-- TASK GOAL --
Identify every line in the entries below that contains the string "Verify", treating uppercase and lowercase as distinct, and copy each of those lines.

-- Element boundary entries --
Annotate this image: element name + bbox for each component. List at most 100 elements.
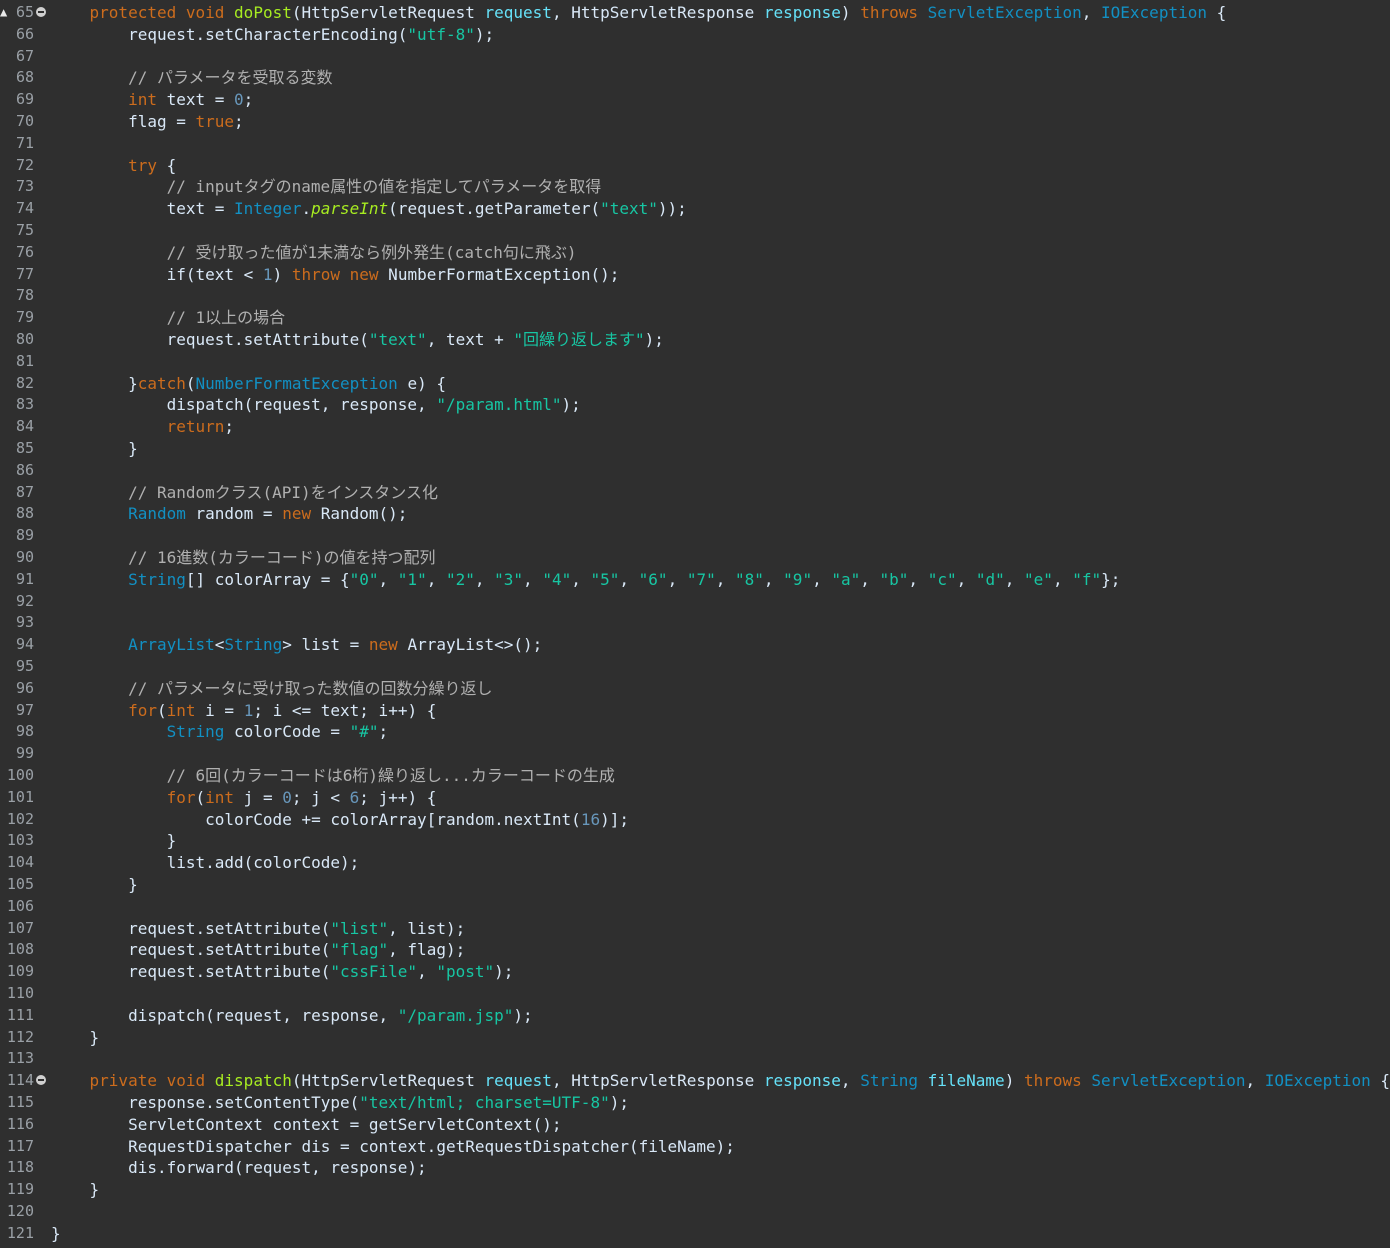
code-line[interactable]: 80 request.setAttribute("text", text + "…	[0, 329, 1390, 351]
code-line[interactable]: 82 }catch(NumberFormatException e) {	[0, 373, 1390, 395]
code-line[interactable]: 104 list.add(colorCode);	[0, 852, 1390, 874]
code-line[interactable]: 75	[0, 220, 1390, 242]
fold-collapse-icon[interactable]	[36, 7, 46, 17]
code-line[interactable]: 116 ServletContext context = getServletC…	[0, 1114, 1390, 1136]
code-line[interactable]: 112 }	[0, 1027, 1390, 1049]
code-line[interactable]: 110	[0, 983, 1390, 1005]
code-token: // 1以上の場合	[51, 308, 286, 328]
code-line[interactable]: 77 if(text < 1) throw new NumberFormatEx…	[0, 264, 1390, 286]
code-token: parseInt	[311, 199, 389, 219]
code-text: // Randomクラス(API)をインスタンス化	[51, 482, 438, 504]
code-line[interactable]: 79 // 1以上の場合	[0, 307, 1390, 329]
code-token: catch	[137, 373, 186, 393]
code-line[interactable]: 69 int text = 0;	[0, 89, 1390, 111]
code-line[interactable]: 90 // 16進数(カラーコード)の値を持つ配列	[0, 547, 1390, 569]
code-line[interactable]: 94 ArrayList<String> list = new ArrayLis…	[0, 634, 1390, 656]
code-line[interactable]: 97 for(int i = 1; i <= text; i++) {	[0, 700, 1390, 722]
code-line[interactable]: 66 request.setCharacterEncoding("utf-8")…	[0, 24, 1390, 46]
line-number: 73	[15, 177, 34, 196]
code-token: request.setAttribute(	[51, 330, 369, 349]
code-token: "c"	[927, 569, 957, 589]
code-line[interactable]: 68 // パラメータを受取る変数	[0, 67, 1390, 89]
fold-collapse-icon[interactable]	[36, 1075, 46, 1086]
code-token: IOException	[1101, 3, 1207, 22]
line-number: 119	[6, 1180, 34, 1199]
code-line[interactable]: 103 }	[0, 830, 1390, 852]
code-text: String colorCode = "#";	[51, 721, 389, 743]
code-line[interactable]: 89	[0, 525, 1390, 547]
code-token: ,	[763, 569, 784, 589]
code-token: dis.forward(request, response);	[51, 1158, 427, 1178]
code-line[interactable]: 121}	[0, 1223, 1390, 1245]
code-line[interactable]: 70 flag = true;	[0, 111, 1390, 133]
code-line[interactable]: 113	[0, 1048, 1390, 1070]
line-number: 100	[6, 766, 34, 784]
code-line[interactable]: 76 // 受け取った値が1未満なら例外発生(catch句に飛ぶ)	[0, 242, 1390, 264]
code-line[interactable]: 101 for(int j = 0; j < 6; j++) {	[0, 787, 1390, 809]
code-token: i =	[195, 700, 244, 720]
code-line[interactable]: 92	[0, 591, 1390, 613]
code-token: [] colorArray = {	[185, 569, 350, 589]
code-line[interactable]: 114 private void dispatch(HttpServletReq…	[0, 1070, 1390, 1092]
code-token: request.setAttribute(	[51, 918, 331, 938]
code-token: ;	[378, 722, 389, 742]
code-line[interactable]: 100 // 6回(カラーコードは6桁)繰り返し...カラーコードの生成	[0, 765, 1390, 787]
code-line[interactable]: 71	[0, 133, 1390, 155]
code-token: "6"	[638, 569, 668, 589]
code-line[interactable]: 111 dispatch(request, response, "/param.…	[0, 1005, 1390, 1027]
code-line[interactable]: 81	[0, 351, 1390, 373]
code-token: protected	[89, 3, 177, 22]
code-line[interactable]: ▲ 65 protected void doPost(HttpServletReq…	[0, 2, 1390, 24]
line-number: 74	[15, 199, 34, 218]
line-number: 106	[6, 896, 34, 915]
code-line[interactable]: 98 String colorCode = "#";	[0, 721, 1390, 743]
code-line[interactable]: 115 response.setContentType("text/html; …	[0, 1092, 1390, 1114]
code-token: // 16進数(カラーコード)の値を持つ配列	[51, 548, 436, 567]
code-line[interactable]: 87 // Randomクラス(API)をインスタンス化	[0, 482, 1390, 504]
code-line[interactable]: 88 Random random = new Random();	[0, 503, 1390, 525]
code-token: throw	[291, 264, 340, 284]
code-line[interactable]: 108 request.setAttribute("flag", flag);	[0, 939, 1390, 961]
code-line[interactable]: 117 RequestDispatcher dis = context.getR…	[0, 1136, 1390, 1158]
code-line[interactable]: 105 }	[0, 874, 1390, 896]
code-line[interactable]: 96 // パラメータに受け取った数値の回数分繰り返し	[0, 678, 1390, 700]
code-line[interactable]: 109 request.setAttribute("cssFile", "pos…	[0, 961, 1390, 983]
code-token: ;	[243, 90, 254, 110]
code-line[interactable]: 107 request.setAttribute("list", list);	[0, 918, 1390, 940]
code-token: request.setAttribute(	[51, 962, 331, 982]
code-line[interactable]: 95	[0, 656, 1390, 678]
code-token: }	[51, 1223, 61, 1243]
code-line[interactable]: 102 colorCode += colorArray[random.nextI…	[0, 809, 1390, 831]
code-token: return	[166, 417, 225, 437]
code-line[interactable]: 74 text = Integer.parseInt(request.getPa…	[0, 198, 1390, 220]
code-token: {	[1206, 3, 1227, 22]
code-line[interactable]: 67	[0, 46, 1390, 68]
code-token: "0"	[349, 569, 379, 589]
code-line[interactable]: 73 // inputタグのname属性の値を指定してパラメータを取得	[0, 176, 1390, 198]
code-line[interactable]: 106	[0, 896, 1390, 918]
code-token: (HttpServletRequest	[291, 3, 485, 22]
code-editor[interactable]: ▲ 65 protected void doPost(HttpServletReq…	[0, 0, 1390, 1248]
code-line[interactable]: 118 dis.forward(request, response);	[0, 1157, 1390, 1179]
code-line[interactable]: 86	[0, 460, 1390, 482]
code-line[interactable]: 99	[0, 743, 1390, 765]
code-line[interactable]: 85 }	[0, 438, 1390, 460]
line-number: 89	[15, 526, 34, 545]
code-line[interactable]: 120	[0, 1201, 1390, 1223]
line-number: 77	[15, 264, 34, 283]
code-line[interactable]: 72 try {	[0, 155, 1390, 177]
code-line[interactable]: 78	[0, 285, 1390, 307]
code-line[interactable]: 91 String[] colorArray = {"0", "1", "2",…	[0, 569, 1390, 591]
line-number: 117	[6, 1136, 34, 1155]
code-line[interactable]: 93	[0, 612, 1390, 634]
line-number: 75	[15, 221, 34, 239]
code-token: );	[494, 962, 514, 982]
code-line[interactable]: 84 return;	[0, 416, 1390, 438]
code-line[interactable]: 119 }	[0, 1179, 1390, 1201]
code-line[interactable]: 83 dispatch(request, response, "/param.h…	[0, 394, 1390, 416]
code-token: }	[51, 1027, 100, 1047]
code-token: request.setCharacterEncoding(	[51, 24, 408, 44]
--
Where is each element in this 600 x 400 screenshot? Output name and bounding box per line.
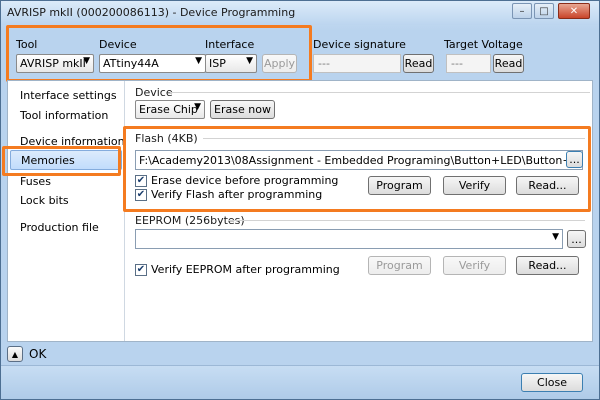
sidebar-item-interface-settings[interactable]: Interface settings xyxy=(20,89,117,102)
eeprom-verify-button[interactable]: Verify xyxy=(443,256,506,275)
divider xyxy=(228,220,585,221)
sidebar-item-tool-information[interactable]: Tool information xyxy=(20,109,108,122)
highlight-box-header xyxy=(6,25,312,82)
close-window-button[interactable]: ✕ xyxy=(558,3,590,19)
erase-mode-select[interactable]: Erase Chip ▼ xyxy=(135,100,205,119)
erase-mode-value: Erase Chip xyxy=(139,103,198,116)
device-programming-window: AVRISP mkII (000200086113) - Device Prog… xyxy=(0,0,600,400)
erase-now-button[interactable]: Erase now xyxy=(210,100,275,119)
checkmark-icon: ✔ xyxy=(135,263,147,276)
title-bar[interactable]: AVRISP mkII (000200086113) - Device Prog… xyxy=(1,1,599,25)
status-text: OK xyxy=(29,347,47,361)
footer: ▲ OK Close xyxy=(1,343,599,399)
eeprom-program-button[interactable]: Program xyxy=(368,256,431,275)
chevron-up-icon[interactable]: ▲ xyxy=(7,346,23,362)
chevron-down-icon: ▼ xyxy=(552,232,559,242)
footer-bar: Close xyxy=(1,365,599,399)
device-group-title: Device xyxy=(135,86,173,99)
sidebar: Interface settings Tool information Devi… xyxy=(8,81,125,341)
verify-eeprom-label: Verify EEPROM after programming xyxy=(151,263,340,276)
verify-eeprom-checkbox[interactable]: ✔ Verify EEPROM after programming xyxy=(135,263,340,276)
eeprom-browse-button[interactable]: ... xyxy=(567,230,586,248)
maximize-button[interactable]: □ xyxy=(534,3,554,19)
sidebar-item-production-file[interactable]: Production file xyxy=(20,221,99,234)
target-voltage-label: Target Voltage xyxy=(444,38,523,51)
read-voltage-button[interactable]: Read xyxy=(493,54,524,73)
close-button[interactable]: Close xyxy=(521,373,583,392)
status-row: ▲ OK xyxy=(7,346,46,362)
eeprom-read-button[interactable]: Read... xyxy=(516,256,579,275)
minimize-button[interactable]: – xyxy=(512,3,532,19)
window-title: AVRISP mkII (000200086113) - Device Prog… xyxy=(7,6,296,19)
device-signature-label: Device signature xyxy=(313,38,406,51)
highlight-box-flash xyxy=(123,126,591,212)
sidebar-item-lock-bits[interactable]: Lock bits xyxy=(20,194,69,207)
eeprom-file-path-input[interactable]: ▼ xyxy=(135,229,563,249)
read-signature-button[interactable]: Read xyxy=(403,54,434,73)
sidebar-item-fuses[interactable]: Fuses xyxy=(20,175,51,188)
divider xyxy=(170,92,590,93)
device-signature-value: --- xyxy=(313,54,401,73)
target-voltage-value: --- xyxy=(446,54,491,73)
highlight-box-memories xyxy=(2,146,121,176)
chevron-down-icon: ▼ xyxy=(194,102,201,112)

-- COMPLETE OUTPUT --
eeprom-verify-button[interactable]: Verify xyxy=(443,256,506,275)
verify-eeprom-label: Verify EEPROM after programming xyxy=(151,263,340,276)
verify-eeprom-checkbox[interactable]: ✔ Verify EEPROM after programming xyxy=(135,263,340,276)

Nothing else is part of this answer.